### PROBLEM TO WORK ON
Output the data below in full, character for character.

__________

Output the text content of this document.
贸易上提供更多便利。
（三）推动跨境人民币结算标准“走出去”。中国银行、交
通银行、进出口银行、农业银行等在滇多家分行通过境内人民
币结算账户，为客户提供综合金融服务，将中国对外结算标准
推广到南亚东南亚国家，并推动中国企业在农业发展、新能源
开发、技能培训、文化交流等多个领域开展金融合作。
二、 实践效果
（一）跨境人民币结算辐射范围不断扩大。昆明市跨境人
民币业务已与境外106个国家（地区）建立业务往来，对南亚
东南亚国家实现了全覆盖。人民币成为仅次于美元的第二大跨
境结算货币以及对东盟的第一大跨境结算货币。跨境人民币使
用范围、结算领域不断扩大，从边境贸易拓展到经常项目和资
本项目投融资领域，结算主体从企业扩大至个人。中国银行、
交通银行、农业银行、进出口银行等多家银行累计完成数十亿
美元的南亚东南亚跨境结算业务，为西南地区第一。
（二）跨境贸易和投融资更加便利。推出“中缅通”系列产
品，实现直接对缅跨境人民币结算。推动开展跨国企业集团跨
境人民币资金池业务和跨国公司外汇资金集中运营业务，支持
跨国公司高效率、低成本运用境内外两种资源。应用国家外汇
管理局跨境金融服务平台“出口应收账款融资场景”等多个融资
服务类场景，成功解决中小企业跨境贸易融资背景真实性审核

__________

### RESPONSE TO THE TASK
Output the text content of this document.
贸易上提供更多便利。
（三）推动跨境人民币结算标准“走出去”。中国银行、交
通银行、进出口银行、农业银行等在滇多家分行通过境内人民
币结算账户，为客户提供综合金融服务，将中国对外结算标准
推广到南亚东南亚国家，并推动中国企业在农业发展、新能源
开发、技能培训、文化交流等多个领域开展金融合作。
二、 实践效果
（一）跨境人民币结算辐射范围不断扩大。昆明市跨境人
民币业务已与境外106个国家（地区）建立业务往来，对南亚
东南亚国家实现了全覆盖。人民币成为仅次于美元的第二大跨
境结算货币以及对东盟的第一大跨境结算货币。跨境人民币使
用范围、结算领域不断扩大，从边境贸易拓展到经常项目和资
本项目投融资领域，结算主体从企业扩大至个人。中国银行、
交通银行、农业银行、进出口银行等多家银行累计完成数十亿
美元的南亚东南亚跨境结算业务，为西南地区第一。
（二）跨境贸易和投融资更加便利。推出“中缅通”系列产
品，实现直接对缅跨境人民币结算。推动开展跨国企业集团跨
境人民币资金池业务和跨国公司外汇资金集中运营业务，支持
跨国公司高效率、低成本运用境内外两种资源。应用国家外汇
管理局跨境金融服务平台“出口应收账款融资场景”等多个融资
服务类场景，成功解决中小企业跨境贸易融资背景真实性审核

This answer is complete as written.